§ STATED TASK
Give the total number of lines with the word "name" in them, and no other words.

>> Begin DATA

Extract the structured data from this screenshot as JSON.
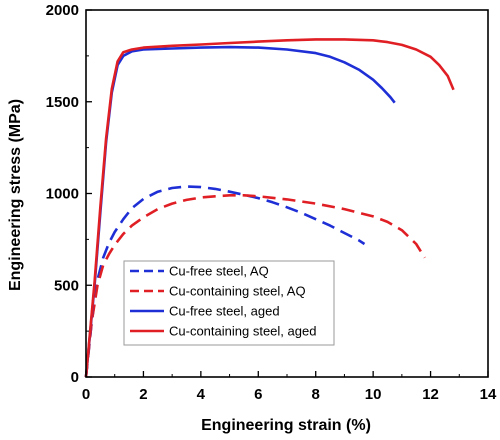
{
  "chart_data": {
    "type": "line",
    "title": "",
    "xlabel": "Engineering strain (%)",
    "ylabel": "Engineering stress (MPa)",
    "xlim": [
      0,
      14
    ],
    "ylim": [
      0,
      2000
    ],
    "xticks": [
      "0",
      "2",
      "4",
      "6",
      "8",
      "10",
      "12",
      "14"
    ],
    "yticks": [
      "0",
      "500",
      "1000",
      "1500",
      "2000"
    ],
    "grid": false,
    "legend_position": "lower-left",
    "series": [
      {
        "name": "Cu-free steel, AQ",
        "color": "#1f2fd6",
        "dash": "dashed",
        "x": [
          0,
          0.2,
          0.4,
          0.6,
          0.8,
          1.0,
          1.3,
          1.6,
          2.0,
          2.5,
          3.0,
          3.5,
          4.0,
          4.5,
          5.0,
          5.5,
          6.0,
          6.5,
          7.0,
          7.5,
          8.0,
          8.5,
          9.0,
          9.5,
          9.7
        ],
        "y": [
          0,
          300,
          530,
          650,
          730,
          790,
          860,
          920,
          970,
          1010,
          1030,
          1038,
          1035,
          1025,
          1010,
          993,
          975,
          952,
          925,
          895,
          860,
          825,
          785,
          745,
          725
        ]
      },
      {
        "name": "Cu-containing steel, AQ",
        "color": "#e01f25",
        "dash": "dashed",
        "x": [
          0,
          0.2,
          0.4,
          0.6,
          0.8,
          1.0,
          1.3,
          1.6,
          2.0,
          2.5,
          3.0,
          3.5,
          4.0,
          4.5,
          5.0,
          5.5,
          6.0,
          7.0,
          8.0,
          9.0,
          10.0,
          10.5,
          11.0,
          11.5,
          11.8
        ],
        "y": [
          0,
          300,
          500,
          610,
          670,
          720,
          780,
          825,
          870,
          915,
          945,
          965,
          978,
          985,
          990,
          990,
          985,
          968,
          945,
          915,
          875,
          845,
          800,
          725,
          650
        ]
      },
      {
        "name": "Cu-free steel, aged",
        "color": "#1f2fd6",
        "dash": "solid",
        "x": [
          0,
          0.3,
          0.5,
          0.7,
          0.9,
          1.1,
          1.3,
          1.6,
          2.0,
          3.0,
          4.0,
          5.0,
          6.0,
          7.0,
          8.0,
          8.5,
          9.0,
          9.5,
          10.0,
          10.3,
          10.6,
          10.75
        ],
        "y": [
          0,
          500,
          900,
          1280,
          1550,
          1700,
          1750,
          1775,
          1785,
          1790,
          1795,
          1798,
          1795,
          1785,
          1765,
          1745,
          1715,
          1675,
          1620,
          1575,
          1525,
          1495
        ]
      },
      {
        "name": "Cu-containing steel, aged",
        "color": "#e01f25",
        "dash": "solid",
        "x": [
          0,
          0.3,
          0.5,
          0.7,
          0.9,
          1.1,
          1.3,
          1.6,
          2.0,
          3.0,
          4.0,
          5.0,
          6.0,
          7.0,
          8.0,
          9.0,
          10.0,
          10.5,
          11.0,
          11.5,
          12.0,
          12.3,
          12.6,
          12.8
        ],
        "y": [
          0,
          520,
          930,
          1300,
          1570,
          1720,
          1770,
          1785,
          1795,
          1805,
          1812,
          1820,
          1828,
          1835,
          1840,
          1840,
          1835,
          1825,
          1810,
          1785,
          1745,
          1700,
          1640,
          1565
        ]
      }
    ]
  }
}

>> End DATA

§ REPLY
4